> **Chart and figure data**:
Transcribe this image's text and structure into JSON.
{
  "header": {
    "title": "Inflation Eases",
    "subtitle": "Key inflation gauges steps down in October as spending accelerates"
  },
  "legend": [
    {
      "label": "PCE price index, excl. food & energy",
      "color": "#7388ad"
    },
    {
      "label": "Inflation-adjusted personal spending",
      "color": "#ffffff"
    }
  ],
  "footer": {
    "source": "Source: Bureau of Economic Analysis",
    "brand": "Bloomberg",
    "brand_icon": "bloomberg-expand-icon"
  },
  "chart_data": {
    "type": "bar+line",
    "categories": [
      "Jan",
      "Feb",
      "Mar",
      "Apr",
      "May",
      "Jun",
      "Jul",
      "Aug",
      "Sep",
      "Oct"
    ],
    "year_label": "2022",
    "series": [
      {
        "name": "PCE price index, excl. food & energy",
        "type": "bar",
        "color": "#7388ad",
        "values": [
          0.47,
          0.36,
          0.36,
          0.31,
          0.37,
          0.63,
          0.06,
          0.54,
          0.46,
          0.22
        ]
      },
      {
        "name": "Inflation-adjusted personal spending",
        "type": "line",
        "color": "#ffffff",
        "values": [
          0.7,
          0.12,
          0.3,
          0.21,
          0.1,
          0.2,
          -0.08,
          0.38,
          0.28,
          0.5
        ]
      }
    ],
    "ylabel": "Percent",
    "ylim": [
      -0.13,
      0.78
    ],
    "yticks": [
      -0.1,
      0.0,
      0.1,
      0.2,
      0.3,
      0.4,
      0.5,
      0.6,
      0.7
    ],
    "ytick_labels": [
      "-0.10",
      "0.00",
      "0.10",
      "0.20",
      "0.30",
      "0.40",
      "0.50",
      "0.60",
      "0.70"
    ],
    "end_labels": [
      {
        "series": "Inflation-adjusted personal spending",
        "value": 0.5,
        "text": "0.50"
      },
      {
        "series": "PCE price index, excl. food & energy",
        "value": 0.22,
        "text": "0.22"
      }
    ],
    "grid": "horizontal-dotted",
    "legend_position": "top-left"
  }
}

> **Short task**:
Identify and copy lines that hold the string "food".

> **Right answer**:
      "label": "PCE price index, excl. food & energy",
        "name": "PCE price index, excl. food & energy",
        "series": "PCE price index, excl. food & energy",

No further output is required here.